Dataset excerpt:
• • • •
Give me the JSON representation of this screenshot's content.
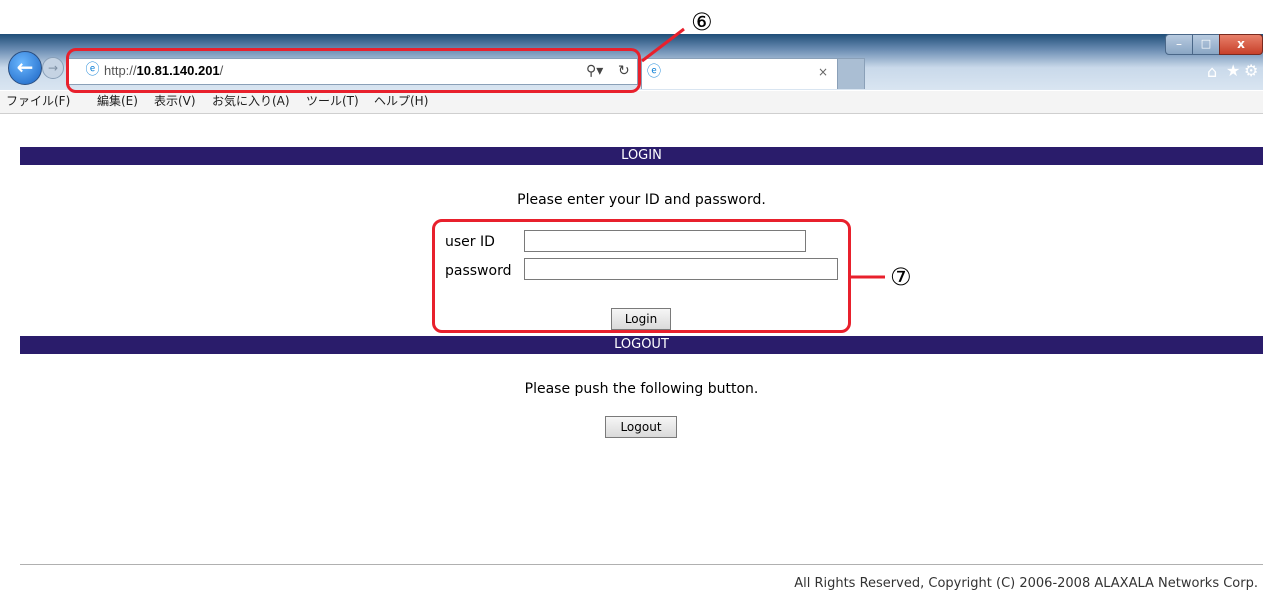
{
  "browser": {
    "url_prefix": "http://",
    "url_host": "10.81.140.201",
    "url_suffix": "/",
    "tab_close": "×",
    "icons": [
      "back-arrow-icon",
      "forward-arrow-icon",
      "ie-favicon-icon",
      "search-icon",
      "refresh-icon",
      "home-icon",
      "star-icon",
      "gear-icon"
    ],
    "window_buttons": {
      "minimize": "–",
      "maximize": "□",
      "close": "x"
    }
  },
  "menu": {
    "items": [
      "ファイル(F)",
      "編集(E)",
      "表示(V)",
      "お気に入り(A)",
      "ツール(T)",
      "ヘルプ(H)"
    ]
  },
  "login": {
    "title": "LOGIN",
    "instruction": "Please enter your ID and password.",
    "user_id_label": "user ID",
    "password_label": "password",
    "user_id_value": "",
    "password_value": "",
    "button": "Login"
  },
  "logout": {
    "title": "LOGOUT",
    "instruction": "Please push the following button.",
    "button": "Logout"
  },
  "annotations": {
    "address_marker": "⑥",
    "login_marker": "⑦",
    "color": "#e8202c"
  },
  "footer": {
    "copyright": "All Rights Reserved, Copyright (C) 2006-2008 ALAXALA Networks Corp."
  }
}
• • • •
# YOUR INSTRUCTIONS
Exclude every picture and copy the remaining data exactly.

# SOLUTION
Give me the JSON representation of this screenshot's content.
{
  "browser": {
    "url_prefix": "http://",
    "url_host": "10.81.140.201",
    "url_suffix": "/",
    "tab_close": "×",
    "icons": [
      "back-arrow-icon",
      "forward-arrow-icon",
      "ie-favicon-icon",
      "search-icon",
      "refresh-icon",
      "home-icon",
      "star-icon",
      "gear-icon"
    ],
    "window_buttons": {
      "minimize": "–",
      "maximize": "□",
      "close": "x"
    }
  },
  "menu": {
    "items": [
      "ファイル(F)",
      "編集(E)",
      "表示(V)",
      "お気に入り(A)",
      "ツール(T)",
      "ヘルプ(H)"
    ]
  },
  "login": {
    "title": "LOGIN",
    "instruction": "Please enter your ID and password.",
    "user_id_label": "user ID",
    "password_label": "password",
    "user_id_value": "",
    "password_value": "",
    "button": "Login"
  },
  "logout": {
    "title": "LOGOUT",
    "instruction": "Please push the following button.",
    "button": "Logout"
  },
  "annotations": {
    "address_marker": "⑥",
    "login_marker": "⑦",
    "color": "#e8202c"
  },
  "footer": {
    "copyright": "All Rights Reserved, Copyright (C) 2006-2008 ALAXALA Networks Corp."
  }
}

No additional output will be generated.